| Selected passage |
Source code for textacy.representations.matrix_utils

"""
:mod:`textacy.vsm.matrix_utils`: Functions for computing corpus-wide term- or
document-based values, like term frequency, document frequency, and document length,
and filtering terms from a matrix by their document frequency.
"""
import numpy as np
import scipy.sparse as sp

from .. import errors


[docs]def get_term_freqs(doc_term_matrix, *, type_="linear"):
    """
    Compute frequencies for all terms in a document-term matrix, with optional
    sub-linear scaling.

    Args:
        doc_term_matrix (:class:`scipy.sparse.csr_matrix`): M x N sparse matrix,
            where M is the # of docs and N is the # of unique terms. Values must be
            the linear, un-scaled counts of term n per doc m.
        type_ ({'linear', 'sqrt', 'log'}): Scaling applied to absolute term counts.
            If 'linear', term counts are left as-is, since the sums are already
            linear; if 'sqrt', tf => sqrt(tf); if 'log', tf => log(tf) + 1.

    Returns:
        :class:`numpy.ndarray`: Array of term frequencies, with length equal to
        the # of unique terms (# of columns) in ``doc_term_matrix``.

    Raises:
        ValueError: if ``doc_term_matrix`` doesn't have any non-zero entries, or
            if ``type_`` isn't one of {"linear", "sqrt", "log"}.
    """
    if doc_term_matrix.nnz == 0:
        raise ValueError("`doc_term_matrix` must have at least 1 non-zero entry")
    tfs = np.asarray(doc_term_matrix.sum(axis=0)).ravel()
    if type_ == "linear":
        return tfs  # tfs is already linear
    elif type_ == "sqrt":
        return np.sqrt(tfs)
    elif type_ == "log":
        return np.log(tfs) + 1.0
    else:
        raise ValueError(
            errors.value_invalid_msg("type_", type_, {"linear", "sqrt", "log"})
        )


[docs]def get_doc_freqs(doc_term_matrix):
    """
    Compute document frequencies for all terms in a document-term matrix.

    Args:
        doc_term_matrix (:class:`scipy.sparse.csr_matrix`): M x N sparse matrix,
            where M is the # of docs and N is the # of unique terms.

            .. note:: Weighting on the terms doesn't matter! Could be binary or
               tf or tfidf, a term's doc freq will be the same.

| Records |
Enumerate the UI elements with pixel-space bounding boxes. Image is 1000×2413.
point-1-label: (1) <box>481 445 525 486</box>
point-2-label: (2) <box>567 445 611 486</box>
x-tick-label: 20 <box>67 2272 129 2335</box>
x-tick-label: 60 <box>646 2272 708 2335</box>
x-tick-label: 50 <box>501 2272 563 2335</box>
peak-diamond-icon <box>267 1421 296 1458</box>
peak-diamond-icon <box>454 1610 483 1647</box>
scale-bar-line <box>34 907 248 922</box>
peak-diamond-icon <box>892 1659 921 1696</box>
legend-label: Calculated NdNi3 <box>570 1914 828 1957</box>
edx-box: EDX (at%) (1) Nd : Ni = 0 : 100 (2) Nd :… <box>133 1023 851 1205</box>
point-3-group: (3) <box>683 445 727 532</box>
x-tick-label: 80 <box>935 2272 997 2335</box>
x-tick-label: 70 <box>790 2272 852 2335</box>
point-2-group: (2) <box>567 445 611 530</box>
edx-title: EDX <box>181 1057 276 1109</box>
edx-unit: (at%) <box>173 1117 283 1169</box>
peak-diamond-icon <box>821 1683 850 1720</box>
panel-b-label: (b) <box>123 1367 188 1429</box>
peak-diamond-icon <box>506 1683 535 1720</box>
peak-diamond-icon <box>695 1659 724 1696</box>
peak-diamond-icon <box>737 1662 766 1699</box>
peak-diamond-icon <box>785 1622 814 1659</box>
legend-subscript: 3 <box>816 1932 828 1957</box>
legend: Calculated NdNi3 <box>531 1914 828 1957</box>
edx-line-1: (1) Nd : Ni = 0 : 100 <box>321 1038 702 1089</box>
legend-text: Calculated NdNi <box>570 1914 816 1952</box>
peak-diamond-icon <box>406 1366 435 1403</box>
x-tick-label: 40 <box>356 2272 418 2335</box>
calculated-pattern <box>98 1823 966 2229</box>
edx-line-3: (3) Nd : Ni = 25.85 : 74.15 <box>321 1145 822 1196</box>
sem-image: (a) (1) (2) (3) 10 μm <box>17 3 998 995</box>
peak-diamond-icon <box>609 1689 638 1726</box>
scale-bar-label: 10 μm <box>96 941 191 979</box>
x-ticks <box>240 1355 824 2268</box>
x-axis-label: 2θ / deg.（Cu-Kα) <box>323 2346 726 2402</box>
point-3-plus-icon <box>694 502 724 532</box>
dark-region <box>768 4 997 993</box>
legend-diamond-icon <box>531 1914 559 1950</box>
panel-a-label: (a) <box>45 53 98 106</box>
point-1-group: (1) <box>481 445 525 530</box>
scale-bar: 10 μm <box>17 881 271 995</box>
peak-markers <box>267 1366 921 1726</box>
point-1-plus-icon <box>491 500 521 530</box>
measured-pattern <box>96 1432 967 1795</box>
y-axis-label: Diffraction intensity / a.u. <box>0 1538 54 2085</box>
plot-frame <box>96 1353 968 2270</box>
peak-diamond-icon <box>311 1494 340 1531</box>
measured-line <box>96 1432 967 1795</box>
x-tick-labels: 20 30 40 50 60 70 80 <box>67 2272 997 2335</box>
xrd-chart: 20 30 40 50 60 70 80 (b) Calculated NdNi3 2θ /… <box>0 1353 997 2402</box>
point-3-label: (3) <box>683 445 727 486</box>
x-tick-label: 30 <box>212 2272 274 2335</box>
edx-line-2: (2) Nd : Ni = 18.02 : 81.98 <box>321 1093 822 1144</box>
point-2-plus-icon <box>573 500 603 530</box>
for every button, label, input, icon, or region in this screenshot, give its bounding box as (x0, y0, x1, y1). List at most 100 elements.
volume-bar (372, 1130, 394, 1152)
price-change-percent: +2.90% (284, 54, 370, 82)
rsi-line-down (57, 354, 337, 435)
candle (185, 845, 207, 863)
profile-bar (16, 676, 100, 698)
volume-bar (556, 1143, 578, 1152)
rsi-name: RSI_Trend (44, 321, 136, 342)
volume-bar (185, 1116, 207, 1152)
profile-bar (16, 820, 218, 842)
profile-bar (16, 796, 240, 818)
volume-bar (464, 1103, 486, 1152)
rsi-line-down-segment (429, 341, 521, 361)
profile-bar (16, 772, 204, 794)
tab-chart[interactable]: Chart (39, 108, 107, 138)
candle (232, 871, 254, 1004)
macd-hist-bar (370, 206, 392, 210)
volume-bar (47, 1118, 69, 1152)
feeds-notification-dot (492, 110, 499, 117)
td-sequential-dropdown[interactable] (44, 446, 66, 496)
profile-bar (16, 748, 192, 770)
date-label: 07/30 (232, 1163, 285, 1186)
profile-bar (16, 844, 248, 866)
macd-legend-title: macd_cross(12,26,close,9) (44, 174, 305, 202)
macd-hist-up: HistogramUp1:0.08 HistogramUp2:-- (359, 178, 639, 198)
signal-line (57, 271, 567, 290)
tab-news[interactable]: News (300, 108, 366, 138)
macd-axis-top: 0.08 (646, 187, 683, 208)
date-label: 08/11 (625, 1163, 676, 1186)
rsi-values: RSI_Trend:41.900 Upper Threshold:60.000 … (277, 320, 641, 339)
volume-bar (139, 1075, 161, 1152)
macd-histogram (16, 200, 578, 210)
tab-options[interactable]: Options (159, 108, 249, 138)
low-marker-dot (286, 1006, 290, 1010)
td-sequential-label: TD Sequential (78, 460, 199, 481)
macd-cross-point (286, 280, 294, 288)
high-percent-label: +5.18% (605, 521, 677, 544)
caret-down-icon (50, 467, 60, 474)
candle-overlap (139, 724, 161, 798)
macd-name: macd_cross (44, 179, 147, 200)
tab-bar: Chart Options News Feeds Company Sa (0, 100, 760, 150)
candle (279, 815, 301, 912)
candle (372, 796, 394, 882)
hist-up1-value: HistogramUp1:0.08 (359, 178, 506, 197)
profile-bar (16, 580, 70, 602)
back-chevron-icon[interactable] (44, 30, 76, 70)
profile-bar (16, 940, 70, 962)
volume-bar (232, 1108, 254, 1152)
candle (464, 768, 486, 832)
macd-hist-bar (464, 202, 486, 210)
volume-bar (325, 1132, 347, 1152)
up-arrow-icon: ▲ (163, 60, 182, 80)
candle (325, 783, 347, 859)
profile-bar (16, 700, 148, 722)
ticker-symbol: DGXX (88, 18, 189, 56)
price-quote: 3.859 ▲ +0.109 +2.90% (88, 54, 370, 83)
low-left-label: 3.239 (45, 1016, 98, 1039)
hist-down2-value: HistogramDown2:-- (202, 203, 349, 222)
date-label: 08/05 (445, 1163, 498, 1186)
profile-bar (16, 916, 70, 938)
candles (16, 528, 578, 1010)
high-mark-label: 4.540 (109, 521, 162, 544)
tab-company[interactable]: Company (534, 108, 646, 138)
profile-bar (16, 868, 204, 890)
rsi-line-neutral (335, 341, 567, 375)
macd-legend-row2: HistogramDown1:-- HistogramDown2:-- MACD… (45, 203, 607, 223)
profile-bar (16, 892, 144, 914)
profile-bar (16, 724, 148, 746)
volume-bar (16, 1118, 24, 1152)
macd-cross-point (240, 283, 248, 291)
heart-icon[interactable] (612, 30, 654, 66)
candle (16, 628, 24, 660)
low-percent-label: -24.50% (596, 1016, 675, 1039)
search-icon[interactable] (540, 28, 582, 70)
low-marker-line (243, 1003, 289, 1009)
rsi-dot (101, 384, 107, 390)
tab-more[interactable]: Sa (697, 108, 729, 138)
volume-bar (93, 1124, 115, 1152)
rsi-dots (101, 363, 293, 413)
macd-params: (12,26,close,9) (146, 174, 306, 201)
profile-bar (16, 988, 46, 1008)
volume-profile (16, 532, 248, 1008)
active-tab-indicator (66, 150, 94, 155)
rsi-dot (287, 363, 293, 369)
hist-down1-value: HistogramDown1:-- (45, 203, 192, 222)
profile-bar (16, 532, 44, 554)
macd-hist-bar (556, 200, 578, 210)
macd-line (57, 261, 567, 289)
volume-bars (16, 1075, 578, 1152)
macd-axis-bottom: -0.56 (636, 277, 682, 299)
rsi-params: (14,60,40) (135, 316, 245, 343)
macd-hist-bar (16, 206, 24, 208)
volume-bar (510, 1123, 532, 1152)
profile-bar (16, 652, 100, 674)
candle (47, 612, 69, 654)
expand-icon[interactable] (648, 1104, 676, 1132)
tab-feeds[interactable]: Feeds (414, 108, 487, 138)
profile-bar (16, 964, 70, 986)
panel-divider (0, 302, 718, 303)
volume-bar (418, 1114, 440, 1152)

| Given problem |
Reproduce the matrix_utils source word for word, starting at "Compute frequencies for" and ending at "log(tf) + 1.". Answer from the matrix_utils source alone.

| In response |
Compute frequencies for all terms in a document-term matrix, with optional
    sub-linear scaling.

    Args:
        doc_term_matrix (:class:`scipy.sparse.csr_matrix`): M x N sparse matrix,
            where M is the # of docs and N is the # of unique terms. Values must be
            the linear, un-scaled counts of term n per doc m.
        type_ ({'linear', 'sqrt', 'log'}): Scaling applied to absolute term counts.
            If 'linear', term counts are left as-is, since the sums are already
            linear; if 'sqrt', tf => sqrt(tf); if 'log', tf => log(tf) + 1.